EXERCISE INSTRUCTIONS
Take the material below and retype it in full; pictures are left out.

________________________

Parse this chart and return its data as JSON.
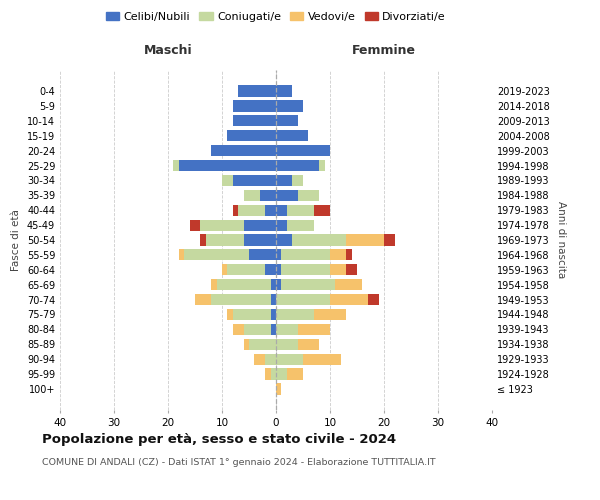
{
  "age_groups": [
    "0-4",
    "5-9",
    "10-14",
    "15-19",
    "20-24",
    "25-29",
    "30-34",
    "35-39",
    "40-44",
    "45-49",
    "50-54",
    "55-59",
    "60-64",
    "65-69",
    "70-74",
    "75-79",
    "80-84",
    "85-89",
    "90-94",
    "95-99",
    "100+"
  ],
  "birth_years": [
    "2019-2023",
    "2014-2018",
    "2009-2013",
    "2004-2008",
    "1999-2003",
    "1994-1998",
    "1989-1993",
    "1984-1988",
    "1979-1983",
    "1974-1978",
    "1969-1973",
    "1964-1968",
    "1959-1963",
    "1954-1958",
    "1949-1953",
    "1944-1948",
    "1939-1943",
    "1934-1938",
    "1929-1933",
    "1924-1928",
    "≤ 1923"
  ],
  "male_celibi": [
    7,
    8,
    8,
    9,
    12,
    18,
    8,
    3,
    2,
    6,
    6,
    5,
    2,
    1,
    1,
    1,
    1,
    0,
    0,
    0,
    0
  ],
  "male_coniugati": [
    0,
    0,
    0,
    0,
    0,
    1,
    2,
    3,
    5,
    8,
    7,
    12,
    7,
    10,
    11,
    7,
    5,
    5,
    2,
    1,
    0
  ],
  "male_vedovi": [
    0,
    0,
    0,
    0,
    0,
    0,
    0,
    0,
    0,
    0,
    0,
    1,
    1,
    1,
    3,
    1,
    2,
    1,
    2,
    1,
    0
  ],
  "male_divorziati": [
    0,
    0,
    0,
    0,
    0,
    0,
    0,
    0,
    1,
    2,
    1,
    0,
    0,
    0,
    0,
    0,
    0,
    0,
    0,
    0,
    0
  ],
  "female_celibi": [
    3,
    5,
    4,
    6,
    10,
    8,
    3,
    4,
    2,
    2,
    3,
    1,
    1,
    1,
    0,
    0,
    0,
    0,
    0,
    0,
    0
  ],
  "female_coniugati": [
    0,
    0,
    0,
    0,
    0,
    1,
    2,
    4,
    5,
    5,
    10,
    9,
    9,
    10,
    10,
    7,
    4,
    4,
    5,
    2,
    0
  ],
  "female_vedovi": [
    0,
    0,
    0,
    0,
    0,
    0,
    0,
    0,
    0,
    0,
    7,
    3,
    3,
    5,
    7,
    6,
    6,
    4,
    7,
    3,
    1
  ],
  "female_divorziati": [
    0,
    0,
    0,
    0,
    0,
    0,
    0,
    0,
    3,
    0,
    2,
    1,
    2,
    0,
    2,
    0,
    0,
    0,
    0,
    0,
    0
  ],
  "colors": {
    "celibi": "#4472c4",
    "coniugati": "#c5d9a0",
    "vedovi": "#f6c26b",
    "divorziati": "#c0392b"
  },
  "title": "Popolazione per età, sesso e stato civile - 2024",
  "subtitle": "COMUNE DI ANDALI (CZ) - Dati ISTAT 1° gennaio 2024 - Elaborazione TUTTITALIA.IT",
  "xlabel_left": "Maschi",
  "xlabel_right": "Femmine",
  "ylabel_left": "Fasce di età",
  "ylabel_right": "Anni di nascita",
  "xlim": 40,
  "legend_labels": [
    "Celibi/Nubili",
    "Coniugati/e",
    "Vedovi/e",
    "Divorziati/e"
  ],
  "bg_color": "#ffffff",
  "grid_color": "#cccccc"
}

________________________

WRITTEN SOLUTION
Parse this chart and return its data as JSON.
{
  "age_groups": [
    "0-4",
    "5-9",
    "10-14",
    "15-19",
    "20-24",
    "25-29",
    "30-34",
    "35-39",
    "40-44",
    "45-49",
    "50-54",
    "55-59",
    "60-64",
    "65-69",
    "70-74",
    "75-79",
    "80-84",
    "85-89",
    "90-94",
    "95-99",
    "100+"
  ],
  "birth_years": [
    "2019-2023",
    "2014-2018",
    "2009-2013",
    "2004-2008",
    "1999-2003",
    "1994-1998",
    "1989-1993",
    "1984-1988",
    "1979-1983",
    "1974-1978",
    "1969-1973",
    "1964-1968",
    "1959-1963",
    "1954-1958",
    "1949-1953",
    "1944-1948",
    "1939-1943",
    "1934-1938",
    "1929-1933",
    "1924-1928",
    "≤ 1923"
  ],
  "male_celibi": [
    7,
    8,
    8,
    9,
    12,
    18,
    8,
    3,
    2,
    6,
    6,
    5,
    2,
    1,
    1,
    1,
    1,
    0,
    0,
    0,
    0
  ],
  "male_coniugati": [
    0,
    0,
    0,
    0,
    0,
    1,
    2,
    3,
    5,
    8,
    7,
    12,
    7,
    10,
    11,
    7,
    5,
    5,
    2,
    1,
    0
  ],
  "male_vedovi": [
    0,
    0,
    0,
    0,
    0,
    0,
    0,
    0,
    0,
    0,
    0,
    1,
    1,
    1,
    3,
    1,
    2,
    1,
    2,
    1,
    0
  ],
  "male_divorziati": [
    0,
    0,
    0,
    0,
    0,
    0,
    0,
    0,
    1,
    2,
    1,
    0,
    0,
    0,
    0,
    0,
    0,
    0,
    0,
    0,
    0
  ],
  "female_celibi": [
    3,
    5,
    4,
    6,
    10,
    8,
    3,
    4,
    2,
    2,
    3,
    1,
    1,
    1,
    0,
    0,
    0,
    0,
    0,
    0,
    0
  ],
  "female_coniugati": [
    0,
    0,
    0,
    0,
    0,
    1,
    2,
    4,
    5,
    5,
    10,
    9,
    9,
    10,
    10,
    7,
    4,
    4,
    5,
    2,
    0
  ],
  "female_vedovi": [
    0,
    0,
    0,
    0,
    0,
    0,
    0,
    0,
    0,
    0,
    7,
    3,
    3,
    5,
    7,
    6,
    6,
    4,
    7,
    3,
    1
  ],
  "female_divorziati": [
    0,
    0,
    0,
    0,
    0,
    0,
    0,
    0,
    3,
    0,
    2,
    1,
    2,
    0,
    2,
    0,
    0,
    0,
    0,
    0,
    0
  ],
  "colors": {
    "celibi": "#4472c4",
    "coniugati": "#c5d9a0",
    "vedovi": "#f6c26b",
    "divorziati": "#c0392b"
  },
  "title": "Popolazione per età, sesso e stato civile - 2024",
  "subtitle": "COMUNE DI ANDALI (CZ) - Dati ISTAT 1° gennaio 2024 - Elaborazione TUTTITALIA.IT",
  "xlabel_left": "Maschi",
  "xlabel_right": "Femmine",
  "ylabel_left": "Fasce di età",
  "ylabel_right": "Anni di nascita",
  "xlim": 40,
  "legend_labels": [
    "Celibi/Nubili",
    "Coniugati/e",
    "Vedovi/e",
    "Divorziati/e"
  ],
  "bg_color": "#ffffff",
  "grid_color": "#cccccc"
}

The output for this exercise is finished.